### WORK TO BE COMPLETED
Take each line containing the word "bolt" and copy it.

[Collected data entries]
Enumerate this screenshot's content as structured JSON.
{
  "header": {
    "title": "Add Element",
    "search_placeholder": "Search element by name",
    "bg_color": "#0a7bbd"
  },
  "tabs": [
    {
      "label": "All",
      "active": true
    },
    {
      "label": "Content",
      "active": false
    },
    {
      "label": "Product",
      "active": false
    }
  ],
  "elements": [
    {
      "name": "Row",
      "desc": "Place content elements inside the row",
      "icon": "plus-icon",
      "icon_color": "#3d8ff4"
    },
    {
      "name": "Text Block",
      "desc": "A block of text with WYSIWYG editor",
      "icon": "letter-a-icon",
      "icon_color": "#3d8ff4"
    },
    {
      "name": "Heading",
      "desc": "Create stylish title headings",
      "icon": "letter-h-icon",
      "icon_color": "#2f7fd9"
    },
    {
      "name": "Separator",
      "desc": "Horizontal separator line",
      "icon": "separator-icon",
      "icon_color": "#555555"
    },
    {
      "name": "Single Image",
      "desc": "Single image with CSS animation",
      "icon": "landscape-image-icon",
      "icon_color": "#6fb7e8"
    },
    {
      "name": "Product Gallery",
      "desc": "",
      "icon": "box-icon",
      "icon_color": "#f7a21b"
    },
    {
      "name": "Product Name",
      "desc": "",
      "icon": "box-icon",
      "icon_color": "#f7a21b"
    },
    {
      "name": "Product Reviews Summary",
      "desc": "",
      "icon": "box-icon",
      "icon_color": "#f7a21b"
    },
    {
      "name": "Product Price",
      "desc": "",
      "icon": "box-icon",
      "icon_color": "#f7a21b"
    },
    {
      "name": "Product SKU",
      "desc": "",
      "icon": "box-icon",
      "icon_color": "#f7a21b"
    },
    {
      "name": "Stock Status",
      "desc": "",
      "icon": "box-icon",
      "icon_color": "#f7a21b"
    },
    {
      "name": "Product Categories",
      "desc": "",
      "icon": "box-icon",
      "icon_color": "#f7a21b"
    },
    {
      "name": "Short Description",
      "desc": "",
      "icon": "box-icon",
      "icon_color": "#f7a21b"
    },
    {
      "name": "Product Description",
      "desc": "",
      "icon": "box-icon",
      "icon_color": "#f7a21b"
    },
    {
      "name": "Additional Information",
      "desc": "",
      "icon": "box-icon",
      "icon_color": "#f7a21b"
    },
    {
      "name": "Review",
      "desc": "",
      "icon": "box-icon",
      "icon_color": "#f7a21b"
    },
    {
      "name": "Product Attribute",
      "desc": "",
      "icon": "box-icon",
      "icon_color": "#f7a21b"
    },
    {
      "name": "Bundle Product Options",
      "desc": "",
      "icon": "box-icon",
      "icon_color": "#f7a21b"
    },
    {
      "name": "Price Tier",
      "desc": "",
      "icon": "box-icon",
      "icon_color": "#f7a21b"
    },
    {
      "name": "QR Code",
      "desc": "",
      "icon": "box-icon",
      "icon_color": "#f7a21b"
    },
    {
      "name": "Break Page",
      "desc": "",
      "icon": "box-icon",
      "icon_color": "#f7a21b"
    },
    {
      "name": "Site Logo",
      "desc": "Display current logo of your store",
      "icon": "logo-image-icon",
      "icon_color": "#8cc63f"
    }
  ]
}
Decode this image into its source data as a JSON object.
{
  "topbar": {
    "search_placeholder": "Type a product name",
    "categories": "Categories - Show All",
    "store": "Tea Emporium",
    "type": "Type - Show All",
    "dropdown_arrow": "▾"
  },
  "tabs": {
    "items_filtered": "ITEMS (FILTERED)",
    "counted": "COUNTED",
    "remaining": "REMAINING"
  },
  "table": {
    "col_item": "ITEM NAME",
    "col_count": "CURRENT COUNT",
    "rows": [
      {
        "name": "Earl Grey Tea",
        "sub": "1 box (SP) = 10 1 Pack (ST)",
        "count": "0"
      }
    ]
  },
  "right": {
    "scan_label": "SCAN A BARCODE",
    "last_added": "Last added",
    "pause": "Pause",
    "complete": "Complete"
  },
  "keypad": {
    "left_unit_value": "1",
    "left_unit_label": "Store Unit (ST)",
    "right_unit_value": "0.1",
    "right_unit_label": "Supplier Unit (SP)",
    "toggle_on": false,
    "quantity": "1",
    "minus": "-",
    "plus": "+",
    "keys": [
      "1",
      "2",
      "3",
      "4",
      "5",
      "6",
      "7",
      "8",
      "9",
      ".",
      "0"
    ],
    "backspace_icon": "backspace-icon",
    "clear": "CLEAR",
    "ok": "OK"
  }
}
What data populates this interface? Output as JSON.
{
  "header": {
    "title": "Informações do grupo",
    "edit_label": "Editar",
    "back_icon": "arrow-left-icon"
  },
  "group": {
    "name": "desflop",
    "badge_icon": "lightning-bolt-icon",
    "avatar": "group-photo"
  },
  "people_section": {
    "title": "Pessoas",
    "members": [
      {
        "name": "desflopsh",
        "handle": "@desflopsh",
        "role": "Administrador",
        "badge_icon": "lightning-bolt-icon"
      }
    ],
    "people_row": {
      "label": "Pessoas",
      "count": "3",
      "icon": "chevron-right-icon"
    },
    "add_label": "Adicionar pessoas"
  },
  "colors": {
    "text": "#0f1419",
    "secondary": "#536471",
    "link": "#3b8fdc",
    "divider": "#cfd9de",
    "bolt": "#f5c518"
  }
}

### EXERCISE RESPONSE
    "badge_icon": "lightning-bolt-icon",
        "badge_icon": "lightning-bolt-icon"
    "bolt": "#f5c518"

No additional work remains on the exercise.